Records from a data collection
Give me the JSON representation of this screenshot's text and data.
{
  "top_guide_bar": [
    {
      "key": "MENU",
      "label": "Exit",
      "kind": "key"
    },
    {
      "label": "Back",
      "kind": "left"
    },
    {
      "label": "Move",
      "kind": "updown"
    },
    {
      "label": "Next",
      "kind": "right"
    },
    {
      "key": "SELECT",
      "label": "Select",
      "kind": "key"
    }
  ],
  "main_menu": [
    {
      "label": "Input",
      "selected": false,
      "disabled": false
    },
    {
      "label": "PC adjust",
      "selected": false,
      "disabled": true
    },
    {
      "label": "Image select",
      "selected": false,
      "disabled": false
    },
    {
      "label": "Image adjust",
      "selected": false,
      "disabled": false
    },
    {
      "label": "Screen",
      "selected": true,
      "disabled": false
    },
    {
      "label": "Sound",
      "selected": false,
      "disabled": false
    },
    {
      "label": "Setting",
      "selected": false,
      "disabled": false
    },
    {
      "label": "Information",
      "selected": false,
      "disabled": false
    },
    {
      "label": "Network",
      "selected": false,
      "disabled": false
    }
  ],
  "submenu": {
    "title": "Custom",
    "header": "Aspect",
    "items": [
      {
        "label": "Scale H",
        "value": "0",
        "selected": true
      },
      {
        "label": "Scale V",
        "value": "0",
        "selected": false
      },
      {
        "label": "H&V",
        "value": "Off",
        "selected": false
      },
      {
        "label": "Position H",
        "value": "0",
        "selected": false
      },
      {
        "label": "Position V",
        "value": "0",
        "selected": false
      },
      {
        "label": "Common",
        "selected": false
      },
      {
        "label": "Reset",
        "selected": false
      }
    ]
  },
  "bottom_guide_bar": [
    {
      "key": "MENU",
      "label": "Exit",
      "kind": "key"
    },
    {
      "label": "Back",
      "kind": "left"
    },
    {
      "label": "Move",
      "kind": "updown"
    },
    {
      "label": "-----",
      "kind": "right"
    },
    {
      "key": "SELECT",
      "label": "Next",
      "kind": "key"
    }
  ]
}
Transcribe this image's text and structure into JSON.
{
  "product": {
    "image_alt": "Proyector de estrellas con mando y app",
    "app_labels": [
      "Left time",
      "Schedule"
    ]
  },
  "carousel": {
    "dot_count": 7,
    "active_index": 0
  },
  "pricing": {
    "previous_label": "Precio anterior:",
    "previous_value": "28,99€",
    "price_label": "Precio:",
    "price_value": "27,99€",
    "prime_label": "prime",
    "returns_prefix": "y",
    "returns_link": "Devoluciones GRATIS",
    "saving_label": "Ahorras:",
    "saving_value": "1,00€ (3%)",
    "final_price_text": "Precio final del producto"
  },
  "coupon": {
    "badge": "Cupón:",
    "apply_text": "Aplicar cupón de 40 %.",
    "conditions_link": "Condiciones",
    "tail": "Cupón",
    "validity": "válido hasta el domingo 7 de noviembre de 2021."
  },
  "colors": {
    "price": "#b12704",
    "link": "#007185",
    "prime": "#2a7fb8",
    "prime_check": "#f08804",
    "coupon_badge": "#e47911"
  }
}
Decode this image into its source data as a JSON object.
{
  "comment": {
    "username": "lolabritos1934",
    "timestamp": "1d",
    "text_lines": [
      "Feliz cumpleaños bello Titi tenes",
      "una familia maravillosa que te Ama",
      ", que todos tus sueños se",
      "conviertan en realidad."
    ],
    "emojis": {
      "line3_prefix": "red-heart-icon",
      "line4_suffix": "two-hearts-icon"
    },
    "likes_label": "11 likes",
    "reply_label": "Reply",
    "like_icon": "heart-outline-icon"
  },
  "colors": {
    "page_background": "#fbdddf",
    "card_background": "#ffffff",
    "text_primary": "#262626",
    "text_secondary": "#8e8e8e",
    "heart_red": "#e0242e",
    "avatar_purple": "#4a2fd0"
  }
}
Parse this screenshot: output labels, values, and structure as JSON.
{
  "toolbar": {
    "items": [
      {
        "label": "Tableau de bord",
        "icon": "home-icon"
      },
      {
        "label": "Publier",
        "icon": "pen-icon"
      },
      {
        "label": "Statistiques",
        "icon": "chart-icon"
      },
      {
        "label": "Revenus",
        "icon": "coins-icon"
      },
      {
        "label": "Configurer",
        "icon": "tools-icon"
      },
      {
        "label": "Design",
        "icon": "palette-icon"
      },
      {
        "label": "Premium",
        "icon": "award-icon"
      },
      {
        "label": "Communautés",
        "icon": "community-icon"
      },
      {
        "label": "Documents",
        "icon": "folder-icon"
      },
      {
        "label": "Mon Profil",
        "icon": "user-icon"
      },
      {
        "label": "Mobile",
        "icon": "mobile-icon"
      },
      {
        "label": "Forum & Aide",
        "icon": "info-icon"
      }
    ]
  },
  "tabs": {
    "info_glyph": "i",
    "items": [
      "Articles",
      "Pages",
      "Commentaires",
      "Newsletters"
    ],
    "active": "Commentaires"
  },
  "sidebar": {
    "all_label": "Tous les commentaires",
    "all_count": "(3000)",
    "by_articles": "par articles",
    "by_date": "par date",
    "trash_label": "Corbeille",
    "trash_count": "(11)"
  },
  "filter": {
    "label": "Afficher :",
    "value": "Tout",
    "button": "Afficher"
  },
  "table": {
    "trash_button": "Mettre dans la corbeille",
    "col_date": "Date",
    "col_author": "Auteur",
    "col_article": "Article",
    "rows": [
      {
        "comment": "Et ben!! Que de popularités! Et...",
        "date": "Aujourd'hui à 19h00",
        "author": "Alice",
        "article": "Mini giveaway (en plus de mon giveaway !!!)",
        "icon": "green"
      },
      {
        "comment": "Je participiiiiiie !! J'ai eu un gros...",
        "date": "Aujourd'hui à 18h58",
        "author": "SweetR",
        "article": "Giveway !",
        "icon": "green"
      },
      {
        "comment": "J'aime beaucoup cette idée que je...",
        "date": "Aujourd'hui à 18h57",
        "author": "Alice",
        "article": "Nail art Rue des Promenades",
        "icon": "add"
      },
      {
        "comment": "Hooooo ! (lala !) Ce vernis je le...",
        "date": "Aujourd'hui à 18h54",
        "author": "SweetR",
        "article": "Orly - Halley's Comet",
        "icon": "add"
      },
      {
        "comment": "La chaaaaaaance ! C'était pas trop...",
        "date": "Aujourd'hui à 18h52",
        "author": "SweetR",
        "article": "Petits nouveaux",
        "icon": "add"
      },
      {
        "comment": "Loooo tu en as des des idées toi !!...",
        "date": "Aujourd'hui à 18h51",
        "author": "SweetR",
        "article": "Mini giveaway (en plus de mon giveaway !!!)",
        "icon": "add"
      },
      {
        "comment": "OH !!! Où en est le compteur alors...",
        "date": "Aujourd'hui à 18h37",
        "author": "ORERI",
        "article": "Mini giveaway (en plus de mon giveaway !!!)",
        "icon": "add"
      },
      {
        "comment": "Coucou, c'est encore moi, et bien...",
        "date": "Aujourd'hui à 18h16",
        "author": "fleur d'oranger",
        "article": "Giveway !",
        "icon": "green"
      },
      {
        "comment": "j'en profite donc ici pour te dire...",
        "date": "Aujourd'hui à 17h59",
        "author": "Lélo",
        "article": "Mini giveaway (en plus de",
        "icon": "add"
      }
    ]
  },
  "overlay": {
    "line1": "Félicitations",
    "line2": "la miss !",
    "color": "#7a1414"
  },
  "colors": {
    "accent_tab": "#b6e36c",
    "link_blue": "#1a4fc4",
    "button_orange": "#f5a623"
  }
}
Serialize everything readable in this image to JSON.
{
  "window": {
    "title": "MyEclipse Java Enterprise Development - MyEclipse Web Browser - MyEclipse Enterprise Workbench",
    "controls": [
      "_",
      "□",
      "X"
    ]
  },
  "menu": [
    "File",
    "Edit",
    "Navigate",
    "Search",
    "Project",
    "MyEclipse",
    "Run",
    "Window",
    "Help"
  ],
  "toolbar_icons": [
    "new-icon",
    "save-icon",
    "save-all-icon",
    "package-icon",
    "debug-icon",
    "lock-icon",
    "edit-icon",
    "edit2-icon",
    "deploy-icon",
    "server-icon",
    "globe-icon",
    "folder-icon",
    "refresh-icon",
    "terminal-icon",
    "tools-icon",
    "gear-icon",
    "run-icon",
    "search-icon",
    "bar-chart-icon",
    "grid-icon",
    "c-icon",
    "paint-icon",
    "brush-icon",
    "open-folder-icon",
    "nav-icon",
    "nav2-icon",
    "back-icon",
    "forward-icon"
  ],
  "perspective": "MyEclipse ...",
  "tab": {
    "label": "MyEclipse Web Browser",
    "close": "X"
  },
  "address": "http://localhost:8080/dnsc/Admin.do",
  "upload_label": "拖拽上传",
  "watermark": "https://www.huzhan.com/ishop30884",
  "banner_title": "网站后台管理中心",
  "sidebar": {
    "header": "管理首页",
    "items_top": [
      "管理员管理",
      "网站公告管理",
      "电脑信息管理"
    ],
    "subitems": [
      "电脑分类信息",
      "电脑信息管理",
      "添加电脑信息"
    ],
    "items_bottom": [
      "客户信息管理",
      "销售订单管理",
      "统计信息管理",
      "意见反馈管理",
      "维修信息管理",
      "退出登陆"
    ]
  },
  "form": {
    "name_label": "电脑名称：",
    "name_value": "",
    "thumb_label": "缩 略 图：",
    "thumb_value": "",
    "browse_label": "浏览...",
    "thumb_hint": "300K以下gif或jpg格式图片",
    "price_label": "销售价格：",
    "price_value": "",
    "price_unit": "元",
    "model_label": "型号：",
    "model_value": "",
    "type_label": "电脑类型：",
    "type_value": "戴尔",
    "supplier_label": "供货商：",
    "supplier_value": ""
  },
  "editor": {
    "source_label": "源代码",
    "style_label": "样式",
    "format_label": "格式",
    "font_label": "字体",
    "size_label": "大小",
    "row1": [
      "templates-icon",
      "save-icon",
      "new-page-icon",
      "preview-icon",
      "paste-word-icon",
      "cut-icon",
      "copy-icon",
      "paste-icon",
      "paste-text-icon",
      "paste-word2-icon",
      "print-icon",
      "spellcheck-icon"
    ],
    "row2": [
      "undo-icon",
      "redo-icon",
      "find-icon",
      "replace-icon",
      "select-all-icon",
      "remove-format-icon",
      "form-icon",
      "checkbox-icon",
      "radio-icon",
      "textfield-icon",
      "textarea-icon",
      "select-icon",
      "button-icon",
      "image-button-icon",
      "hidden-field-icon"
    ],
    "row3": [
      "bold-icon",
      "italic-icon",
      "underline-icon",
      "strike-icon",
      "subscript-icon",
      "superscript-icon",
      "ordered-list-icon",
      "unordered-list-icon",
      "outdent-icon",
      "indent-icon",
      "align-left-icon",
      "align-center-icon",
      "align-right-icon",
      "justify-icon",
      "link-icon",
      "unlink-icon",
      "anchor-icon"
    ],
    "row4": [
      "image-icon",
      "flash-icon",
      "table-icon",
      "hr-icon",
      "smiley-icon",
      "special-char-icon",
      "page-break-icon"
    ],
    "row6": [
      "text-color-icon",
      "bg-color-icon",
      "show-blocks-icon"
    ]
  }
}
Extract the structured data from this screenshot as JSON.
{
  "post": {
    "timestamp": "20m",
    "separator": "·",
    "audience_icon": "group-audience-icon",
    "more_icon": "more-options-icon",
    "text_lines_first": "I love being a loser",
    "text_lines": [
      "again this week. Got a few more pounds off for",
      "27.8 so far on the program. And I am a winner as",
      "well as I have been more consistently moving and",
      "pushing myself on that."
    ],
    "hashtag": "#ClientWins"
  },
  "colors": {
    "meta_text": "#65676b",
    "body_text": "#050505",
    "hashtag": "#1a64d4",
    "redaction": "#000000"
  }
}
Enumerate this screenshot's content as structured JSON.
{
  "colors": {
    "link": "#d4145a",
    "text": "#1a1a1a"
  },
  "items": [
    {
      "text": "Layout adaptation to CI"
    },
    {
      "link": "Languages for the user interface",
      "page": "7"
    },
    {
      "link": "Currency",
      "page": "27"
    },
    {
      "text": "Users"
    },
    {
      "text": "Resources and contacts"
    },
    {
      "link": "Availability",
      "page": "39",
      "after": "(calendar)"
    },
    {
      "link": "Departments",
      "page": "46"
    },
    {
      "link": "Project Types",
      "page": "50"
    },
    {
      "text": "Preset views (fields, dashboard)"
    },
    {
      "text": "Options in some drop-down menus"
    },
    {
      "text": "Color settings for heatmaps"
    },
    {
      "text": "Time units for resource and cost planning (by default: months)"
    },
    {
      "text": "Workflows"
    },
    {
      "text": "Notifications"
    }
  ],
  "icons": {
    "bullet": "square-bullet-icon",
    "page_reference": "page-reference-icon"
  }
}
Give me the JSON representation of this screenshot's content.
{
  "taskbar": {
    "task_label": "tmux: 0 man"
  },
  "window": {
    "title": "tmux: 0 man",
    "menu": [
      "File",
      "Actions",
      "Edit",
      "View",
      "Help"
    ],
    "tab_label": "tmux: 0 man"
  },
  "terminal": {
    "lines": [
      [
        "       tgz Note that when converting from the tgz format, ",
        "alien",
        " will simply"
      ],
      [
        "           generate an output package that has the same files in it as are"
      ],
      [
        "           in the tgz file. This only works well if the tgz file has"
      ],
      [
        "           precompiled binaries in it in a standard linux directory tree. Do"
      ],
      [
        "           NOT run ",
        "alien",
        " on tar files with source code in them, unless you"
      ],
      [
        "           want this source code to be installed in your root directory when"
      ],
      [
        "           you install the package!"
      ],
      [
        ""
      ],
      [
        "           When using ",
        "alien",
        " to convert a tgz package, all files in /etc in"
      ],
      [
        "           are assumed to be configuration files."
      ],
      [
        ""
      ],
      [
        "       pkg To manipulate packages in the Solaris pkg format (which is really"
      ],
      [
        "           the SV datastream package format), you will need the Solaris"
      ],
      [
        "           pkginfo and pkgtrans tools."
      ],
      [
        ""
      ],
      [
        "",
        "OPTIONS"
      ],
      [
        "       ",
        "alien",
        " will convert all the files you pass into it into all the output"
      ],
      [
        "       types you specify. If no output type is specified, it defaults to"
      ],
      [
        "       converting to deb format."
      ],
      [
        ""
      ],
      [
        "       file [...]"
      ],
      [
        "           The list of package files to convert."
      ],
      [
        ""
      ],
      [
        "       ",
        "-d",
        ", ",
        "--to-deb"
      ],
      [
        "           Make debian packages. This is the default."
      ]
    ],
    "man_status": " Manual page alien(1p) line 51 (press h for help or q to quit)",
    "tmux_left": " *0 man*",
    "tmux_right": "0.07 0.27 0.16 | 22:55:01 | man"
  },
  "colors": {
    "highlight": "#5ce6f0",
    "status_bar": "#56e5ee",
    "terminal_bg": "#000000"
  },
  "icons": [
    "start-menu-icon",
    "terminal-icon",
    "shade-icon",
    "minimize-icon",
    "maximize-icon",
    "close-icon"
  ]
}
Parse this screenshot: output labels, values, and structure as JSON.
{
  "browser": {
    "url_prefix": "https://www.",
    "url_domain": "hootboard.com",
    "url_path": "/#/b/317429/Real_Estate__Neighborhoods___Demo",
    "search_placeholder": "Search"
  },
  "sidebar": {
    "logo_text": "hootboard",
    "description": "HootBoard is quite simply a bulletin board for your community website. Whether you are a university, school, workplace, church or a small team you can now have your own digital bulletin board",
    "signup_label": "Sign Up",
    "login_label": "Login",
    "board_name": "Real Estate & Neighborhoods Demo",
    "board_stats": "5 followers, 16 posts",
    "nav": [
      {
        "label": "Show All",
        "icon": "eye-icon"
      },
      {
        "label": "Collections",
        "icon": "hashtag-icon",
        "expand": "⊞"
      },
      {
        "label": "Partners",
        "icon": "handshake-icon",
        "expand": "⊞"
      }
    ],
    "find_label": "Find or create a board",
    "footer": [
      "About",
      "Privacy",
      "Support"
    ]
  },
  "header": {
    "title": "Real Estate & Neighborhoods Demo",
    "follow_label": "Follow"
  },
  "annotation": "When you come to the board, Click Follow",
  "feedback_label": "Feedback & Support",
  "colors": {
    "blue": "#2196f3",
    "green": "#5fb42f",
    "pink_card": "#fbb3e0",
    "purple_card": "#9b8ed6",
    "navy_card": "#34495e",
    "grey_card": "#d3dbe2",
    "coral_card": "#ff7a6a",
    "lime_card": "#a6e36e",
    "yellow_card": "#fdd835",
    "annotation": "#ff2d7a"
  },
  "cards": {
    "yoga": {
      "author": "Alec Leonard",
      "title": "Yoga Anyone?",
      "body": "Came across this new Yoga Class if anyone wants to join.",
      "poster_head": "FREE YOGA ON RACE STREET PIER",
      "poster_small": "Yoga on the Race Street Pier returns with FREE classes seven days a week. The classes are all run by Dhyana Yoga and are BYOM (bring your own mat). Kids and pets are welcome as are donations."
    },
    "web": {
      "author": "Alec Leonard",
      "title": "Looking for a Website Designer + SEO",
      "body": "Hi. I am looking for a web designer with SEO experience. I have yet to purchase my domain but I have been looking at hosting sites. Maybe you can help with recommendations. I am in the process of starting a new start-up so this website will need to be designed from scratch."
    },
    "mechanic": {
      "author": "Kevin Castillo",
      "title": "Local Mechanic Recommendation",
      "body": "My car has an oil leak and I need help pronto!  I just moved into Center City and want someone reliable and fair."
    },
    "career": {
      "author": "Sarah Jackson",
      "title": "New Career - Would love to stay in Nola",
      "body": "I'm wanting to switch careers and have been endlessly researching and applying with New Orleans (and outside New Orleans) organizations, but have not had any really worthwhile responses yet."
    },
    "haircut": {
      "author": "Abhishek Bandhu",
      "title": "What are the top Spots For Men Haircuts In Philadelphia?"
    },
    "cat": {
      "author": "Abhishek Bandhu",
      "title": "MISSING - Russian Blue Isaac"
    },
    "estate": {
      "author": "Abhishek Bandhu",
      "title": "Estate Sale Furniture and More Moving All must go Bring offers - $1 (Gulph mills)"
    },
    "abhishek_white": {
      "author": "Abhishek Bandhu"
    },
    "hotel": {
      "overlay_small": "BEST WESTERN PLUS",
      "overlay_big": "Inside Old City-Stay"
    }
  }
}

# YOUR OBJECTIVE
Note every line above where the string "Aujourd" shows up, and copy those lines.

# FINISHED TASK
        "date": "Aujourd'hui à 19h00",
        "date": "Aujourd'hui à 18h58",
        "date": "Aujourd'hui à 18h57",
        "date": "Aujourd'hui à 18h54",
        "date": "Aujourd'hui à 18h52",
        "date": "Aujourd'hui à 18h51",
        "date": "Aujourd'hui à 18h37",
        "date": "Aujourd'hui à 18h16",
        "date": "Aujourd'hui à 17h59",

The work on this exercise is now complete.